GOAL OF THE EXERCISE:
Find every line with the word "случае". Copy those lines.

DATA EXTRACT:
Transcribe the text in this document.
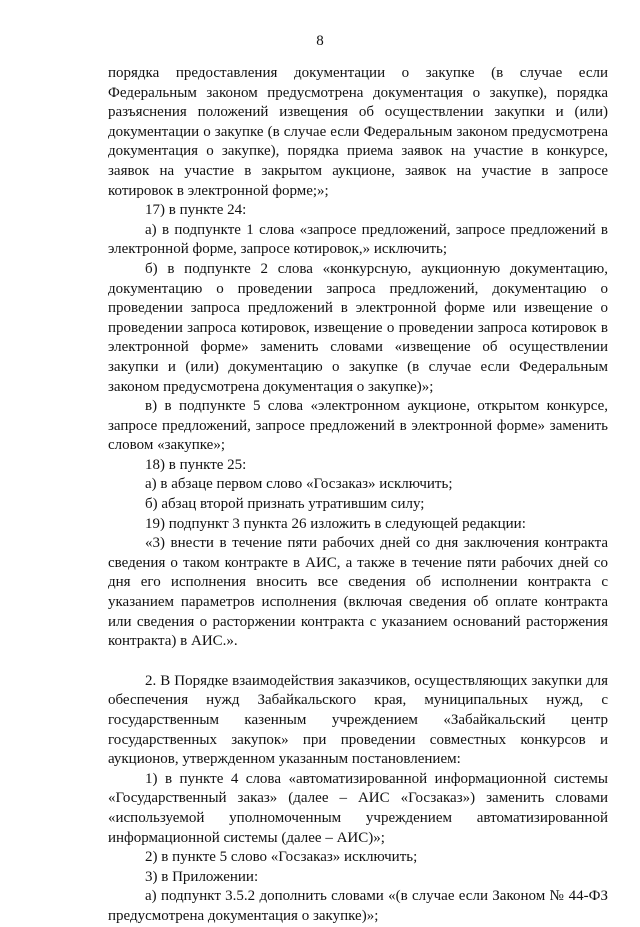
8

порядка предоставления документации о закупке (в случае если Федеральным законом предусмотрена документация о закупке), порядка разъяснения положений извещения об осуществлении закупки и (или) документации о закупке (в случае если Федеральным законом предусмотрена документация о закупке), порядка приема заявок на участие в конкурсе, заявок на участие в закрытом аукционе, заявок на участие в запросе котировок в электронной форме;»;

17) в пункте 24:

а) в подпункте 1 слова «запросе предложений, запросе предложений в электронной форме, запросе котировок,» исключить;

б) в подпункте 2 слова «конкурсную, аукционную документацию, документацию о проведении запроса предложений, документацию о проведении запроса предложений в электронной форме или извещение о проведении запроса котировок, извещение о проведении запроса котировок в электронной форме» заменить словами «извещение об осуществлении закупки и (или) документацию о закупке (в случае если Федеральным законом предусмотрена документация о закупке)»;

в) в подпункте 5 слова «электронном аукционе, открытом конкурсе, запросе предложений, запросе предложений в электронной форме» заменить словом «закупке»;

18) в пункте 25:

а) в абзаце первом слово «Госзаказ» исключить;

б) абзац второй признать утратившим силу;

19) подпункт 3 пункта 26 изложить в следующей редакции:

«3) внести в течение пяти рабочих дней со дня заключения контракта сведения о таком контракте в АИС, а также в течение пяти рабочих дней со дня его исполнения вносить все сведения об исполнении контракта с указанием параметров исполнения (включая сведения об оплате контракта или сведения о расторжении контракта с указанием оснований расторжения контракта) в АИС.».

2. В Порядке взаимодействия заказчиков, осуществляющих закупки для обеспечения нужд Забайкальского края, муниципальных нужд, с государственным казенным учреждением «Забайкальский центр государственных закупок» при проведении совместных конкурсов и аукционов, утвержденном указанным постановлением:

1) в пункте 4 слова «автоматизированной информационной системы «Государственный заказ» (далее – АИС «Госзаказ») заменить словами «используемой уполномоченным учреждением автоматизированной информационной системы (далее – АИС)»;

2) в пункте 5 слово «Госзаказ» исключить;

3) в Приложении:

а) подпункт 3.5.2 дополнить словами «(в случае если Законом № 44-ФЗ предусмотрена документация о закупке)»;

OUTPUT FOR THIS TASK:
порядка предоставления документации о закупке (в случае если Федеральным законом предусмотрена документация о закупке), порядка разъяснения положений извещения об осуществлении закупки и (или) документации о закупке (в случае если Федеральным законом предусмотрена документация о закупке), порядка приема заявок на участие в конкурсе, заявок на участие в закрытом аукционе, заявок на участие в запросе котировок в электронной форме;»;
б) в подпункте 2 слова «конкурсную, аукционную документацию, документацию о проведении запроса предложений, документацию о проведении запроса предложений в электронной форме или извещение о проведении запроса котировок, извещение о проведении запроса котировок в электронной форме» заменить словами «извещение об осуществлении закупки и (или) документацию о закупке (в случае если Федеральным законом предусмотрена документация о закупке)»;
а) подпункт 3.5.2 дополнить словами «(в случае если Законом № 44-ФЗ предусмотрена документация о закупке)»;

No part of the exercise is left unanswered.